──────── DATA EXCERPTS ────────

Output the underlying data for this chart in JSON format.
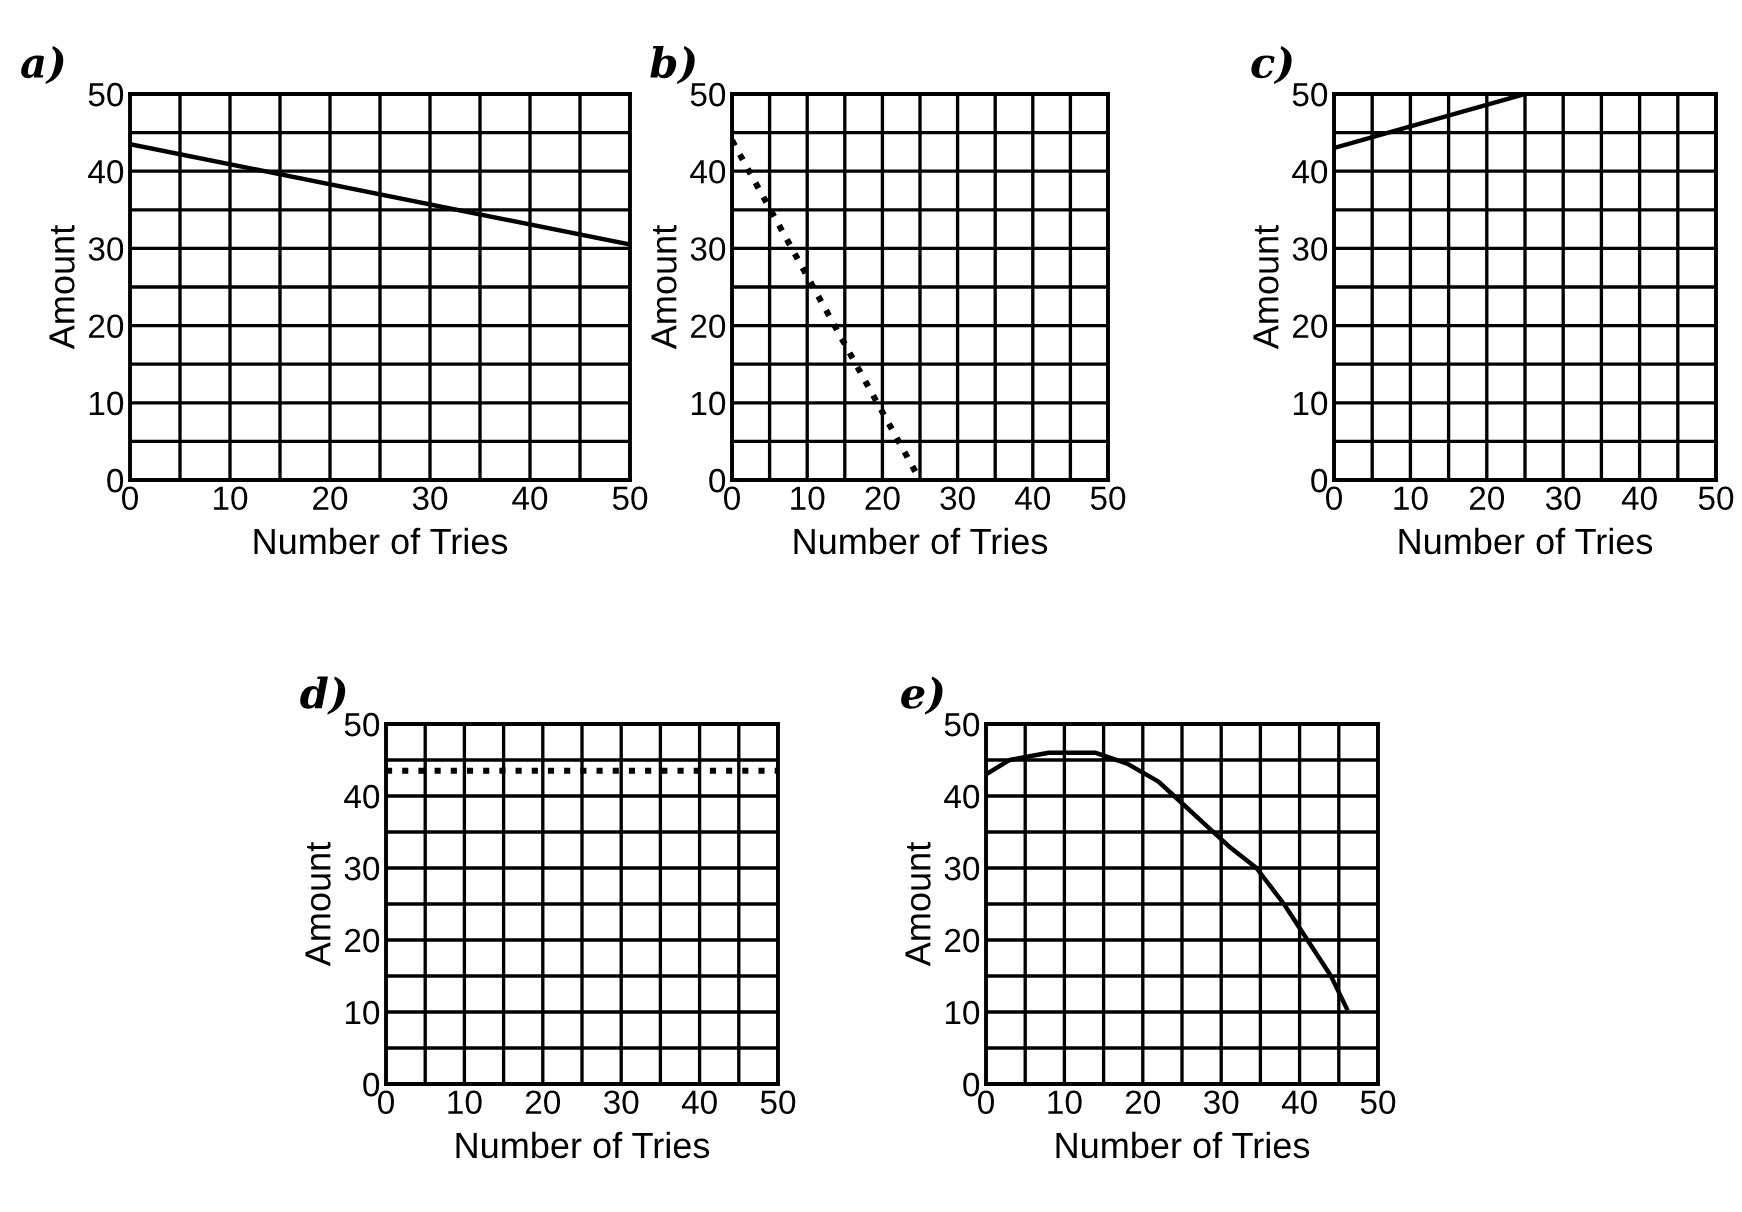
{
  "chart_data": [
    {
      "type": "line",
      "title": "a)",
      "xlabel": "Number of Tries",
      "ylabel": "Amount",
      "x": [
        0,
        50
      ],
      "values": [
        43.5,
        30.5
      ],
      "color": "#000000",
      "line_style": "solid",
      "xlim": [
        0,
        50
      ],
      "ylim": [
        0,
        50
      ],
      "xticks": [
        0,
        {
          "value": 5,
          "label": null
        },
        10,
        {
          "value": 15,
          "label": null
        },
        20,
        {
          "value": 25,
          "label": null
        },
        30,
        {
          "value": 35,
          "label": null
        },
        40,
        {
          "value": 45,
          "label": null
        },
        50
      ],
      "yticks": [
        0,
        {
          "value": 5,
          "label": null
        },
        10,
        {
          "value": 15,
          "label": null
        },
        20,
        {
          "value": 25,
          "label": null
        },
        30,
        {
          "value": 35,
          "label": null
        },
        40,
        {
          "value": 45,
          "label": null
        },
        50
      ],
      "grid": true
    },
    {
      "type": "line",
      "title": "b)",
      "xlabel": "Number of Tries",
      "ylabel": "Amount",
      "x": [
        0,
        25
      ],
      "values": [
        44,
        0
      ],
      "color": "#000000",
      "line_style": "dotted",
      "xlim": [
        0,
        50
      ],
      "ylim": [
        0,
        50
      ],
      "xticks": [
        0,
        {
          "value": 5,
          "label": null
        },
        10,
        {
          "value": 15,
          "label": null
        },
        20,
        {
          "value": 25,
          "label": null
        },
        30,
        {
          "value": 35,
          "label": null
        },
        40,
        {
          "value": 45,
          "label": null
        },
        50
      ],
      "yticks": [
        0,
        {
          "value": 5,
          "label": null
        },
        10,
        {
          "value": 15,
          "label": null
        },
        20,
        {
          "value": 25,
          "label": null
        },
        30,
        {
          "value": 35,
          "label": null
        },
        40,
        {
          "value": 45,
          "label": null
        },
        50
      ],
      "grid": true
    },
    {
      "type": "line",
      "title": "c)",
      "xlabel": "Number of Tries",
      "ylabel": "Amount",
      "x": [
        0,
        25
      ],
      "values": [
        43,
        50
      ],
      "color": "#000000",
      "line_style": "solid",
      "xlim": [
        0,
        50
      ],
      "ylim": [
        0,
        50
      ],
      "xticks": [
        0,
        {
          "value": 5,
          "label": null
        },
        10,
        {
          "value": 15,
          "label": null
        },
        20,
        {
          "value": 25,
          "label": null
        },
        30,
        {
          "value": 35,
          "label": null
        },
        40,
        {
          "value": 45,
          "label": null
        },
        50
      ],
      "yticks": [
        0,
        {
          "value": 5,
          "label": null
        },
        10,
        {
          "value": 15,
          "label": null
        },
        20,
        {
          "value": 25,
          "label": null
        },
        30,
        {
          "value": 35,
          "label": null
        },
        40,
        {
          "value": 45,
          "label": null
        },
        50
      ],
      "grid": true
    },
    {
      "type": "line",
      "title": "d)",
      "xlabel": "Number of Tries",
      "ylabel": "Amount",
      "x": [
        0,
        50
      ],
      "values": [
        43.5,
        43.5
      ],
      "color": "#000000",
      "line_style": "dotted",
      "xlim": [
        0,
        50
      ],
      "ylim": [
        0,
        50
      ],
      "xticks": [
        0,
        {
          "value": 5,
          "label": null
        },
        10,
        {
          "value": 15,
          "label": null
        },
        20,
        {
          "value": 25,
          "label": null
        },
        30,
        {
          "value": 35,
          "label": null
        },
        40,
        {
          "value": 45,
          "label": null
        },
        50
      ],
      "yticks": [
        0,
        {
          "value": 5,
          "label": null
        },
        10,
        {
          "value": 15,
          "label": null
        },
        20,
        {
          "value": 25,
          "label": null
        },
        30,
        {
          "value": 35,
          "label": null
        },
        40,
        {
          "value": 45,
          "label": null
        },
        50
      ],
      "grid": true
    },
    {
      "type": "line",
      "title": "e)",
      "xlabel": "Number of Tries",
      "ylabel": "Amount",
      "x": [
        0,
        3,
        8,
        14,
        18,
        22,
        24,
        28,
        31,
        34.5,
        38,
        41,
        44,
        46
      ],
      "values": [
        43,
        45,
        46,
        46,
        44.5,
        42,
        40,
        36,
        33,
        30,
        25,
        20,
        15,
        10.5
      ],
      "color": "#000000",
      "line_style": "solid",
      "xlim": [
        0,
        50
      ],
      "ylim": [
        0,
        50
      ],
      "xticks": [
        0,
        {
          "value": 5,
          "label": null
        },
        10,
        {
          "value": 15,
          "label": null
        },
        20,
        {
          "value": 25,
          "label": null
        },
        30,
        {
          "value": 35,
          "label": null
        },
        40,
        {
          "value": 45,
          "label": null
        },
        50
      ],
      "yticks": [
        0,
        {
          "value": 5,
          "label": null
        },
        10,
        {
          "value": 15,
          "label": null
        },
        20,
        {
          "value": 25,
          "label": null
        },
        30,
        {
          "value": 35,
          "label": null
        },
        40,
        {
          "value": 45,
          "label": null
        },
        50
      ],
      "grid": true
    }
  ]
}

────────
──────── DATA EXCERPTS ────────

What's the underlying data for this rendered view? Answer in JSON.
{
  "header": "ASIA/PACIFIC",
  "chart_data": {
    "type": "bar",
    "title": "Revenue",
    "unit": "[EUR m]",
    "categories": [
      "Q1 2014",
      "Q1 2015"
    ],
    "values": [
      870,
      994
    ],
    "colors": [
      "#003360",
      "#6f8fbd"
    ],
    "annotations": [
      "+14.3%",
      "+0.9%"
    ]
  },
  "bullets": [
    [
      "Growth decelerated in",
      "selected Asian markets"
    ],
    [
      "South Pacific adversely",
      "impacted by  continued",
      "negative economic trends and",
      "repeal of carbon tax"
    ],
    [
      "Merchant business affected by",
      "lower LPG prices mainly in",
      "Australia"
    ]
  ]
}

────────

- **WHAT IS ASKED**: Determine how many lines of the entries above carry the string "this", and give that number alone.

- **EXERCISE OUTPUT**: 2